Lines that contain the string "JSON" are to be copied; leave out all others.
----------------
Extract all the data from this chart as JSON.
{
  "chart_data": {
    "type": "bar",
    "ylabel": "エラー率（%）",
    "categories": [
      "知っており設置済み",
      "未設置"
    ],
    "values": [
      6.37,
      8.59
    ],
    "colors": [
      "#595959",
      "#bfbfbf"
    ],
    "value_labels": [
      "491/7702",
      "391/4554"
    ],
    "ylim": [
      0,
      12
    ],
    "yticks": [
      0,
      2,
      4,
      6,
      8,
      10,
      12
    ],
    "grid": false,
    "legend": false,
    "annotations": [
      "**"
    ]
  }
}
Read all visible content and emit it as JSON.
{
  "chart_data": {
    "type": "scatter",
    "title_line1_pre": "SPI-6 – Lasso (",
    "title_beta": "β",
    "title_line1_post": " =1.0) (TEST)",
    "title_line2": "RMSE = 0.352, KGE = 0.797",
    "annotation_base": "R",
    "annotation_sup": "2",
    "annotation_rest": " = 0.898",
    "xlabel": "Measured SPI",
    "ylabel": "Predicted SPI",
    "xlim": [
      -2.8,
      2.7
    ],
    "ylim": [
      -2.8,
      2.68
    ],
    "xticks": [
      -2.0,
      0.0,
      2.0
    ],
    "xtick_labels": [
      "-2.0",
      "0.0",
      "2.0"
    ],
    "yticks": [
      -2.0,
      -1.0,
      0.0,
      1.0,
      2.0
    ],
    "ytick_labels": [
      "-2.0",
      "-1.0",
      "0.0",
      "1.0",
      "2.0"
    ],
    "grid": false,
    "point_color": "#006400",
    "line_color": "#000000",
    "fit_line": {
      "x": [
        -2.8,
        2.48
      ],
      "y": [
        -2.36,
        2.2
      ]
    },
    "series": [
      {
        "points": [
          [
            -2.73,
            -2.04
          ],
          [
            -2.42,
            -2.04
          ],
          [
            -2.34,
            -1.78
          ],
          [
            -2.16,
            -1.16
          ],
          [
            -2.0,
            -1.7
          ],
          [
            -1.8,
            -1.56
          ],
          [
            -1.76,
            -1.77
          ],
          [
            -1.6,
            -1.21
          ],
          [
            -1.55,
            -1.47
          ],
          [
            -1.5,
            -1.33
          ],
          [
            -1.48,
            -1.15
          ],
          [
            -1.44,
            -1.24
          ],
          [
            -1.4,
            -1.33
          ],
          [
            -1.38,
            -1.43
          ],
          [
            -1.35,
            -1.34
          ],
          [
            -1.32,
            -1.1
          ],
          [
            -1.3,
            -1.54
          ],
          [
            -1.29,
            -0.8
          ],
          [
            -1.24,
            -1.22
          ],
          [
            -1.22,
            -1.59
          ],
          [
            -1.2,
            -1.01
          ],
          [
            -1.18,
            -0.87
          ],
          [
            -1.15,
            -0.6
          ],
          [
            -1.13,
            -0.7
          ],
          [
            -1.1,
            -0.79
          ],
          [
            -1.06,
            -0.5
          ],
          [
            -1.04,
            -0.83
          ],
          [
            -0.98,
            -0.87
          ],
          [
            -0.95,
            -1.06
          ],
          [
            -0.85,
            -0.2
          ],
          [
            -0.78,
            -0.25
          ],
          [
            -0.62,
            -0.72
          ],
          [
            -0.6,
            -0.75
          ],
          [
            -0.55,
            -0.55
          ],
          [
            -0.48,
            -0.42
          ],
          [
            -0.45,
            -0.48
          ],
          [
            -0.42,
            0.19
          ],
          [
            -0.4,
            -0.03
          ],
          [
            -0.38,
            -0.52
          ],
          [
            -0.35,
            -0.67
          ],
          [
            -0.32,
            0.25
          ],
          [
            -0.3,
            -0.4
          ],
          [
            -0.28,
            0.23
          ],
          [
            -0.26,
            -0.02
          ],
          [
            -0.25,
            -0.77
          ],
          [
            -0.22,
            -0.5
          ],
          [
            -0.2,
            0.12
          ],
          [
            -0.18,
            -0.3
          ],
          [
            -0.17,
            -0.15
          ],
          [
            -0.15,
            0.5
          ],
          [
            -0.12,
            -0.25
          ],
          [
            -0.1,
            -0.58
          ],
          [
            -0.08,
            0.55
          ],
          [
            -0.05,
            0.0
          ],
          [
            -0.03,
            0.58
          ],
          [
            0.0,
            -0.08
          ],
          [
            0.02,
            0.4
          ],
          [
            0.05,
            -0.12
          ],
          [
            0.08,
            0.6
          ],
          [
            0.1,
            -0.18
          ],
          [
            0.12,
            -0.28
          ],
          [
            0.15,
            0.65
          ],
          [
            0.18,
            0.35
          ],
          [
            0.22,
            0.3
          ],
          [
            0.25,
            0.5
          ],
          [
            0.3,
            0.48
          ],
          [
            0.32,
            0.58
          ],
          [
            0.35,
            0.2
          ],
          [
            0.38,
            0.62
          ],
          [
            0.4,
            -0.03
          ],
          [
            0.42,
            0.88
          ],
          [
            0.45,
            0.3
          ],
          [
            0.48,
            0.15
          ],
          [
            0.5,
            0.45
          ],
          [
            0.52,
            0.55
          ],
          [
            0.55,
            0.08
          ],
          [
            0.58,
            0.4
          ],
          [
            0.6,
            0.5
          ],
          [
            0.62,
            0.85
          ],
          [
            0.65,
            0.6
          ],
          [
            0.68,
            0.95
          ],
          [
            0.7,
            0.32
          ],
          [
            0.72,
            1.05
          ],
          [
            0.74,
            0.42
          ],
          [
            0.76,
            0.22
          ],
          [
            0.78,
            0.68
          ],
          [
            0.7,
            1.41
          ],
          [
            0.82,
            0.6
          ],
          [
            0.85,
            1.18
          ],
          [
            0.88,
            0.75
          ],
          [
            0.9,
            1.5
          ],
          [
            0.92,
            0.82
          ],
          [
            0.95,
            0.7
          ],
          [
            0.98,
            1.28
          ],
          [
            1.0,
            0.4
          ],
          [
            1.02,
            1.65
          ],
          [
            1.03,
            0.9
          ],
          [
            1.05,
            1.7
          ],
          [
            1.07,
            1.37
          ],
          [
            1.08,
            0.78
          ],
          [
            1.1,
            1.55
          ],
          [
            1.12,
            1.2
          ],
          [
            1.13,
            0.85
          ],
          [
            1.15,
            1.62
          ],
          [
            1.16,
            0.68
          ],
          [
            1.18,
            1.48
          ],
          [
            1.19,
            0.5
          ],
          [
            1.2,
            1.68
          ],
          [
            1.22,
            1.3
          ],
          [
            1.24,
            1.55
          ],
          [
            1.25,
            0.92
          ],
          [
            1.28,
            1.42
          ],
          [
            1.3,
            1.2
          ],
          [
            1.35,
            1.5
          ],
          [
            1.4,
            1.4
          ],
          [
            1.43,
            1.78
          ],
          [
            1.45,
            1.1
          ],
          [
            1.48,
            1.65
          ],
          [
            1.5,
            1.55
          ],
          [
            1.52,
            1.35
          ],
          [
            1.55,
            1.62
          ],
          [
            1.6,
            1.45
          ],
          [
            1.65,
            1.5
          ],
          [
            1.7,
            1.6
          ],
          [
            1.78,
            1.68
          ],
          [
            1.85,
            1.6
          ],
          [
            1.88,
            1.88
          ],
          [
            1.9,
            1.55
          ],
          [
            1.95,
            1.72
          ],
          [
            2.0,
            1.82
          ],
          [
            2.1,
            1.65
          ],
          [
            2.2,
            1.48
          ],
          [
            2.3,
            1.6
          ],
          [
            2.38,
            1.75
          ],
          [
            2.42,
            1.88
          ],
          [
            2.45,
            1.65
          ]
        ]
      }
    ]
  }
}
----------------
WRITTEN REPLY –
Extract all the data from this chart as JSON.
Read all visible content and emit it as JSON.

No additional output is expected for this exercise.